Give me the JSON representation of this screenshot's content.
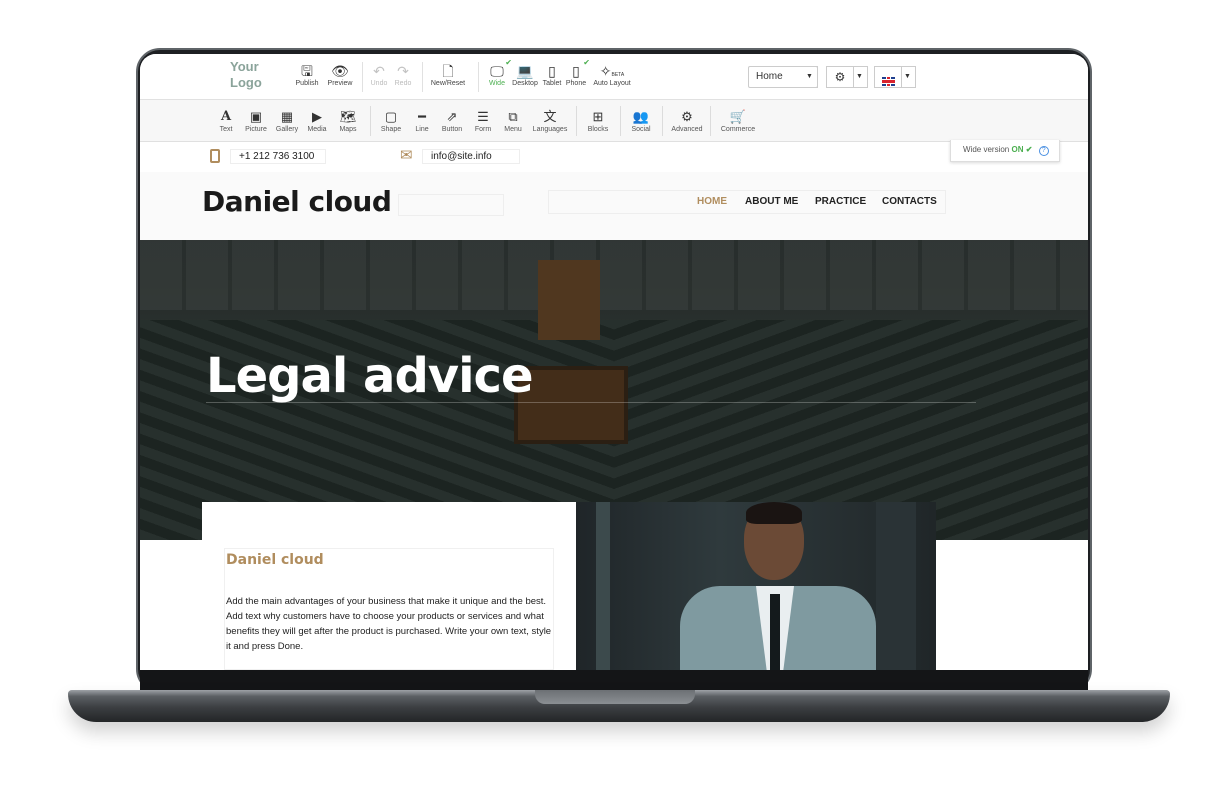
{
  "editor": {
    "logo": "Your Logo",
    "toolbar": [
      {
        "label": "Publish",
        "icon": "save-icon",
        "glyph": "🖫"
      },
      {
        "label": "Preview",
        "icon": "eye-icon",
        "glyph": "👁"
      },
      {
        "label": "Undo",
        "icon": "undo-icon",
        "glyph": "↶"
      },
      {
        "label": "Redo",
        "icon": "redo-icon",
        "glyph": "↷"
      },
      {
        "label": "New/Reset",
        "icon": "file-icon",
        "glyph": "🗋"
      },
      {
        "label": "Wide",
        "icon": "monitor-icon",
        "glyph": "🖵"
      },
      {
        "label": "Desktop",
        "icon": "laptop-icon",
        "glyph": "💻"
      },
      {
        "label": "Tablet",
        "icon": "tablet-icon",
        "glyph": "▯"
      },
      {
        "label": "Phone",
        "icon": "phone-icon",
        "glyph": "▯"
      },
      {
        "label": "Auto Layout",
        "icon": "magic-wand-icon",
        "glyph": "✧",
        "tag": "BETA"
      }
    ],
    "page_select": "Home",
    "toolbar2": [
      {
        "label": "Text",
        "icon": "text-icon",
        "glyph": "A"
      },
      {
        "label": "Picture",
        "icon": "picture-icon",
        "glyph": "▣"
      },
      {
        "label": "Gallery",
        "icon": "gallery-icon",
        "glyph": "▦"
      },
      {
        "label": "Media",
        "icon": "media-icon",
        "glyph": "▶"
      },
      {
        "label": "Maps",
        "icon": "map-icon",
        "glyph": "🗺"
      },
      {
        "label": "Shape",
        "icon": "shape-icon",
        "glyph": "▢"
      },
      {
        "label": "Line",
        "icon": "line-icon",
        "glyph": "━"
      },
      {
        "label": "Button",
        "icon": "button-icon",
        "glyph": "⇗"
      },
      {
        "label": "Form",
        "icon": "form-icon",
        "glyph": "☰"
      },
      {
        "label": "Menu",
        "icon": "menu-icon",
        "glyph": "⧉"
      },
      {
        "label": "Languages",
        "icon": "languages-icon",
        "glyph": "文"
      },
      {
        "label": "Blocks",
        "icon": "blocks-icon",
        "glyph": "⊞"
      },
      {
        "label": "Social",
        "icon": "social-icon",
        "glyph": "👥"
      },
      {
        "label": "Advanced",
        "icon": "advanced-icon",
        "glyph": "⚙"
      },
      {
        "label": "Commerce",
        "icon": "cart-icon",
        "glyph": "🛒"
      }
    ]
  },
  "site": {
    "phone": "+1 212 736 3100",
    "email": "info@site.info",
    "wide_version": {
      "label": "Wide version",
      "state": "ON"
    },
    "brand": "Daniel cloud",
    "nav": [
      "HOME",
      "ABOUT ME",
      "PRACTICE",
      "CONTACTS"
    ],
    "hero_title": "Legal advice",
    "card": {
      "title": "Daniel cloud",
      "text": "Add the main advantages of your business that make it unique and the best. Add text why customers have to choose your products or services and what benefits they will get after the product is purchased. Write your own text, style it and press Done."
    }
  },
  "colors": {
    "accent": "#b08d5e",
    "active": "#4caf50"
  }
}
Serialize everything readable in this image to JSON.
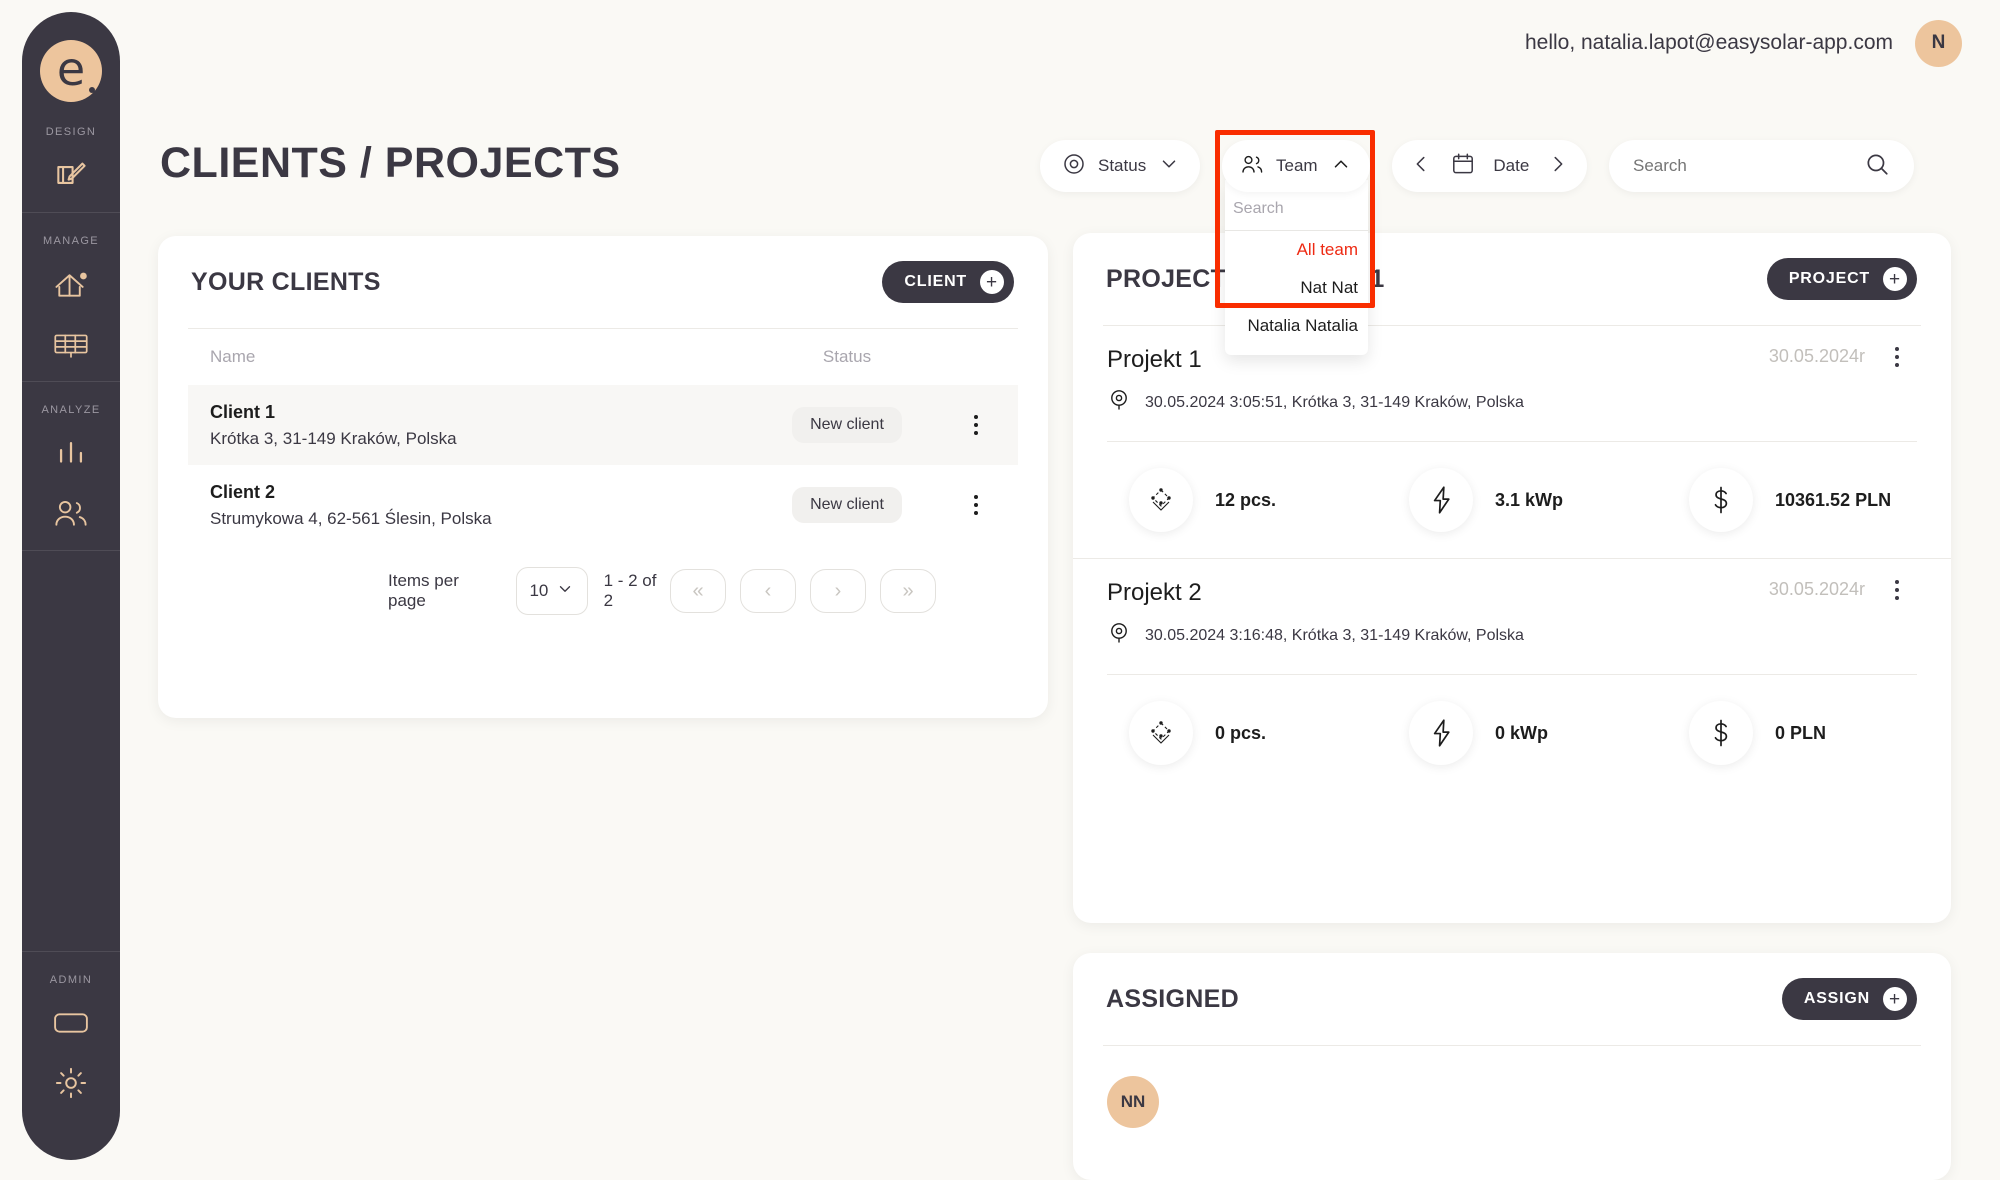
{
  "header": {
    "greeting": "hello, natalia.lapot@easysolar-app.com",
    "avatar_initial": "N"
  },
  "page": {
    "title": "CLIENTS / PROJECTS"
  },
  "sidebar": {
    "logo_letter": "e",
    "groups": [
      {
        "label": "DESIGN",
        "icons": [
          {
            "name": "design-pen-icon"
          }
        ]
      },
      {
        "label": "MANAGE",
        "icons": [
          {
            "name": "house-icon"
          },
          {
            "name": "solar-panel-icon"
          }
        ]
      },
      {
        "label": "ANALYZE",
        "icons": [
          {
            "name": "bar-chart-icon"
          },
          {
            "name": "people-icon"
          }
        ]
      },
      {
        "label": "ADMIN",
        "icons": [
          {
            "name": "card-icon"
          },
          {
            "name": "gear-icon"
          }
        ]
      }
    ]
  },
  "filters": {
    "status": {
      "label": "Status",
      "icon": "target-icon",
      "chevron": "chevron-down-icon"
    },
    "team": {
      "label": "Team",
      "icon": "people-icon",
      "chevron": "chevron-up-icon",
      "expanded": true,
      "search_placeholder": "Search",
      "search_value": "",
      "options": [
        {
          "label": "All team",
          "selected": true
        },
        {
          "label": "Nat Nat",
          "selected": false
        },
        {
          "label": "Natalia Natalia",
          "selected": false
        }
      ],
      "highlight_color": "#f92d00",
      "selected_color": "#ee2a13"
    },
    "date": {
      "label": "Date",
      "icon": "calendar-icon",
      "prev": "‹",
      "next": "›"
    },
    "search": {
      "placeholder": "Search",
      "value": "",
      "icon": "search-icon"
    }
  },
  "clients_card": {
    "title": "YOUR CLIENTS",
    "add_button": "CLIENT",
    "columns": {
      "name": "Name",
      "status": "Status"
    },
    "rows": [
      {
        "name": "Client 1",
        "address": "Krótka 3, 31-149 Kraków, Polska",
        "status": "New client",
        "active": true
      },
      {
        "name": "Client 2",
        "address": "Strumykowa 4, 62-561 Ślesin, Polska",
        "status": "New client",
        "active": false
      }
    ],
    "pagination": {
      "items_per_page_label": "Items per page",
      "page_size": "10",
      "range": "1 - 2 of 2",
      "first": "«",
      "prev": "‹",
      "next": "›",
      "last": "»"
    }
  },
  "projects_card": {
    "title_visible_prefix": "PROJECTS",
    "title_visible_suffix": "1",
    "add_button": "PROJECT",
    "projects": [
      {
        "name": "Projekt 1",
        "date": "30.05.2024r",
        "location": "30.05.2024 3:05:51, Krótka 3, 31-149 Kraków, Polska",
        "stats": [
          {
            "icon": "solar-modules-icon",
            "value": "12 pcs."
          },
          {
            "icon": "bolt-icon",
            "value": "3.1 kWp"
          },
          {
            "icon": "dollar-icon",
            "value": "10361.52 PLN"
          }
        ]
      },
      {
        "name": "Projekt 2",
        "date": "30.05.2024r",
        "location": "30.05.2024 3:16:48, Krótka 3, 31-149 Kraków, Polska",
        "stats": [
          {
            "icon": "solar-modules-icon",
            "value": "0 pcs."
          },
          {
            "icon": "bolt-icon",
            "value": "0 kWp"
          },
          {
            "icon": "dollar-icon",
            "value": "0 PLN"
          }
        ]
      }
    ]
  },
  "assigned_card": {
    "title": "ASSIGNED",
    "add_button": "ASSIGN",
    "assignees": [
      {
        "initials": "NN"
      }
    ]
  },
  "colors": {
    "sidebar_bg": "#3b3843",
    "accent_peach": "#edc59d",
    "page_bg": "#faf9f5",
    "text_dark": "#3b3843",
    "annotation_red": "#f92d00"
  }
}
....
REQUIREMENT:
Count how many lines include the string "this". Nothing but the number is needed.

FULL SOLUTION:
2